## DESCRIPTION OF THE TASK
Set the following entries down again exactly, line by line.

## DATA SHOWN

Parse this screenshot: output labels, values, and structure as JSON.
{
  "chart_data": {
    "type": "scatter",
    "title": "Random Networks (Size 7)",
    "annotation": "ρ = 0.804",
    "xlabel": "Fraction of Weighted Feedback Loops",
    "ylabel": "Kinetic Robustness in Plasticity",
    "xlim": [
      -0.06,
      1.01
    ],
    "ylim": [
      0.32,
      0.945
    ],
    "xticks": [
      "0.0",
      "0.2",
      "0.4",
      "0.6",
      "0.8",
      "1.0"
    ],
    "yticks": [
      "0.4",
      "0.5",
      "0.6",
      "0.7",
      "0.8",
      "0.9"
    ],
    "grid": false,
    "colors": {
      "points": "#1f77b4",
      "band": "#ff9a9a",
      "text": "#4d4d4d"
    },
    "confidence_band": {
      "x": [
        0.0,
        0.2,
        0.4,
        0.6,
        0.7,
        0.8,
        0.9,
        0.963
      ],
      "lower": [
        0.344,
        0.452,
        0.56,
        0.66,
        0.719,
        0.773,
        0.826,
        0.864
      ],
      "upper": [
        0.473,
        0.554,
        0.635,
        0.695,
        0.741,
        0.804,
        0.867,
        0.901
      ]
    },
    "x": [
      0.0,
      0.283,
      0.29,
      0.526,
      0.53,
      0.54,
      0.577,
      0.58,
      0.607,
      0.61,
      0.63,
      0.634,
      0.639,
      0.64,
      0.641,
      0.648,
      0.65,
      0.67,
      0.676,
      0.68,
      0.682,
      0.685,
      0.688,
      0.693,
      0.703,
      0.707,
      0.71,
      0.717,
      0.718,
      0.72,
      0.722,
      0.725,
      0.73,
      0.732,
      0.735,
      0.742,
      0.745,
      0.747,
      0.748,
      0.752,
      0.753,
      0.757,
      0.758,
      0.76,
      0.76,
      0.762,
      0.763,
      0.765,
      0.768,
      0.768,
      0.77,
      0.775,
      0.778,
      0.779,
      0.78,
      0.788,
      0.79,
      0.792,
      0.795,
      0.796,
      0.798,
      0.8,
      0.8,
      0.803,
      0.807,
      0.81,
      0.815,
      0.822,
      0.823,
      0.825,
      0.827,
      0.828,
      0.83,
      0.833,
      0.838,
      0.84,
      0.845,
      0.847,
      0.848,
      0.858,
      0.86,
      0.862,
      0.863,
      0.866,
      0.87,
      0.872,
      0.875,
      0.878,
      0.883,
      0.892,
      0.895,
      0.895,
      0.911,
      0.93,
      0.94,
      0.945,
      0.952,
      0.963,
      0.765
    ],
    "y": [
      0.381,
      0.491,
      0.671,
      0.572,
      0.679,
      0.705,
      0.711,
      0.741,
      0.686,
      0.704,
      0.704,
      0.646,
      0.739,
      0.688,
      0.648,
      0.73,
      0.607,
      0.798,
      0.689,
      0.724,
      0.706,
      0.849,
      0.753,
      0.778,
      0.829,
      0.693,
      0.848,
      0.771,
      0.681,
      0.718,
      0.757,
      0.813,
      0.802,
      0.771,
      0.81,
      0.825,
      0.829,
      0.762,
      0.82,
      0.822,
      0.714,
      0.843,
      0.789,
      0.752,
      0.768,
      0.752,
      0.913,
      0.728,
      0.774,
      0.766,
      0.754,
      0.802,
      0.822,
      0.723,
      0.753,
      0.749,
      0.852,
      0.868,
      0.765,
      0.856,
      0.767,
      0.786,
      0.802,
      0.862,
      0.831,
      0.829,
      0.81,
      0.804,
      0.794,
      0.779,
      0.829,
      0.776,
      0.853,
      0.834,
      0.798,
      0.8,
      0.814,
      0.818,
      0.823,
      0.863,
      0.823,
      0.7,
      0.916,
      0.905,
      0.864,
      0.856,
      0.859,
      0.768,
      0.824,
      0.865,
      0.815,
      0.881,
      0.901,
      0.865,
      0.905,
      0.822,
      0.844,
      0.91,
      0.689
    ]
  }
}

## WRITTEN ANSWER
Parse this screenshot: output labels, values, and structure as JSON.
{
  "chart_data": {
    "type": "scatter",
    "title": "Random Networks (Size 7)",
    "annotation": "ρ = 0.804",
    "xlabel": "Fraction of Weighted Feedback Loops",
    "ylabel": "Kinetic Robustness in Plasticity",
    "xlim": [
      -0.06,
      1.01
    ],
    "ylim": [
      0.32,
      0.945
    ],
    "xticks": [
      "0.0",
      "0.2",
      "0.4",
      "0.6",
      "0.8",
      "1.0"
    ],
    "yticks": [
      "0.4",
      "0.5",
      "0.6",
      "0.7",
      "0.8",
      "0.9"
    ],
    "grid": false,
    "colors": {
      "points": "#1f77b4",
      "band": "#ff9a9a",
      "text": "#4d4d4d"
    },
    "confidence_band": {
      "x": [
        0.0,
        0.2,
        0.4,
        0.6,
        0.7,
        0.8,
        0.9,
        0.963
      ],
      "lower": [
        0.344,
        0.452,
        0.56,
        0.66,
        0.719,
        0.773,
        0.826,
        0.864
      ],
      "upper": [
        0.473,
        0.554,
        0.635,
        0.695,
        0.741,
        0.804,
        0.867,
        0.901
      ]
    },
    "x": [
      0.0,
      0.283,
      0.29,
      0.526,
      0.53,
      0.54,
      0.577,
      0.58,
      0.607,
      0.61,
      0.63,
      0.634,
      0.639,
      0.64,
      0.641,
      0.648,
      0.65,
      0.67,
      0.676,
      0.68,
      0.682,
      0.685,
      0.688,
      0.693,
      0.703,
      0.707,
      0.71,
      0.717,
      0.718,
      0.72,
      0.722,
      0.725,
      0.73,
      0.732,
      0.735,
      0.742,
      0.745,
      0.747,
      0.748,
      0.752,
      0.753,
      0.757,
      0.758,
      0.76,
      0.76,
      0.762,
      0.763,
      0.765,
      0.768,
      0.768,
      0.77,
      0.775,
      0.778,
      0.779,
      0.78,
      0.788,
      0.79,
      0.792,
      0.795,
      0.796,
      0.798,
      0.8,
      0.8,
      0.803,
      0.807,
      0.81,
      0.815,
      0.822,
      0.823,
      0.825,
      0.827,
      0.828,
      0.83,
      0.833,
      0.838,
      0.84,
      0.845,
      0.847,
      0.848,
      0.858,
      0.86,
      0.862,
      0.863,
      0.866,
      0.87,
      0.872,
      0.875,
      0.878,
      0.883,
      0.892,
      0.895,
      0.895,
      0.911,
      0.93,
      0.94,
      0.945,
      0.952,
      0.963,
      0.765
    ],
    "y": [
      0.381,
      0.491,
      0.671,
      0.572,
      0.679,
      0.705,
      0.711,
      0.741,
      0.686,
      0.704,
      0.704,
      0.646,
      0.739,
      0.688,
      0.648,
      0.73,
      0.607,
      0.798,
      0.689,
      0.724,
      0.706,
      0.849,
      0.753,
      0.778,
      0.829,
      0.693,
      0.848,
      0.771,
      0.681,
      0.718,
      0.757,
      0.813,
      0.802,
      0.771,
      0.81,
      0.825,
      0.829,
      0.762,
      0.82,
      0.822,
      0.714,
      0.843,
      0.789,
      0.752,
      0.768,
      0.752,
      0.913,
      0.728,
      0.774,
      0.766,
      0.754,
      0.802,
      0.822,
      0.723,
      0.753,
      0.749,
      0.852,
      0.868,
      0.765,
      0.856,
      0.767,
      0.786,
      0.802,
      0.862,
      0.831,
      0.829,
      0.81,
      0.804,
      0.794,
      0.779,
      0.829,
      0.776,
      0.853,
      0.834,
      0.798,
      0.8,
      0.814,
      0.818,
      0.823,
      0.863,
      0.823,
      0.7,
      0.916,
      0.905,
      0.864,
      0.856,
      0.859,
      0.768,
      0.824,
      0.865,
      0.815,
      0.881,
      0.901,
      0.865,
      0.905,
      0.822,
      0.844,
      0.91,
      0.689
    ]
  }
}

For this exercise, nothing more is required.